Scan the records for the string "this"; copy each line where it occurs.
----- Input material
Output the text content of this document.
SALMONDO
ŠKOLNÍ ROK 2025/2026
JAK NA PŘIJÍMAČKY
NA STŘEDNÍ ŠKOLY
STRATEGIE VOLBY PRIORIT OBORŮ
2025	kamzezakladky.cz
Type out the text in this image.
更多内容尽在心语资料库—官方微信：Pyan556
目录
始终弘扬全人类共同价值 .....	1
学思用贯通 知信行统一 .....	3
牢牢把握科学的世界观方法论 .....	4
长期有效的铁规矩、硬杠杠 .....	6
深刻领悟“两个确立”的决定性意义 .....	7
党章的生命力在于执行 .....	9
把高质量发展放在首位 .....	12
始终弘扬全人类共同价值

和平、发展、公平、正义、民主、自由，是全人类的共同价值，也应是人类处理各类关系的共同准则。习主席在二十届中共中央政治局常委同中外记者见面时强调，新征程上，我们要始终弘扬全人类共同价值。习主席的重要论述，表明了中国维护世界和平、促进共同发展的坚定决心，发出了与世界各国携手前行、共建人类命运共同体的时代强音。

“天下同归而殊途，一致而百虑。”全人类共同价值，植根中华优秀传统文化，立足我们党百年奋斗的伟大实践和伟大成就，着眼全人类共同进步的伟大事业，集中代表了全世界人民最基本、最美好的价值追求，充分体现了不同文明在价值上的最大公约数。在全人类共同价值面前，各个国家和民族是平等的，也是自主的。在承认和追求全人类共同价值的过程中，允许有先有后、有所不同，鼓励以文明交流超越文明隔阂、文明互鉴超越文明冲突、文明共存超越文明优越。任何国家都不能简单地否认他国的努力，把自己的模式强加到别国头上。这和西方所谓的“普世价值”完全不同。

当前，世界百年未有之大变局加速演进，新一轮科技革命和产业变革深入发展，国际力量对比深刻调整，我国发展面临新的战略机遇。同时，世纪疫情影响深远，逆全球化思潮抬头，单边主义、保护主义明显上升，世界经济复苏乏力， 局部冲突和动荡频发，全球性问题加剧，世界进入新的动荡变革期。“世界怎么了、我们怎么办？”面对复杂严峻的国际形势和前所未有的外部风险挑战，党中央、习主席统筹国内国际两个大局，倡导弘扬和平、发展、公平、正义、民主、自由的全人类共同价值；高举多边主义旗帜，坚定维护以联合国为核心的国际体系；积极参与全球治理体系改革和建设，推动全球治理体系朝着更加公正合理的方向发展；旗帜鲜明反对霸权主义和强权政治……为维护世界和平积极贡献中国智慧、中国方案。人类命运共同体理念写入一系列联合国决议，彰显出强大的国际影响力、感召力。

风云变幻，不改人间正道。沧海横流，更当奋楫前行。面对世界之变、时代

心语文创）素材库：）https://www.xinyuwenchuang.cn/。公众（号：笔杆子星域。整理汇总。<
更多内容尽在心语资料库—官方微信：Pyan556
----------
Task solution:
Output the text content of this document.
Type out the text in this image.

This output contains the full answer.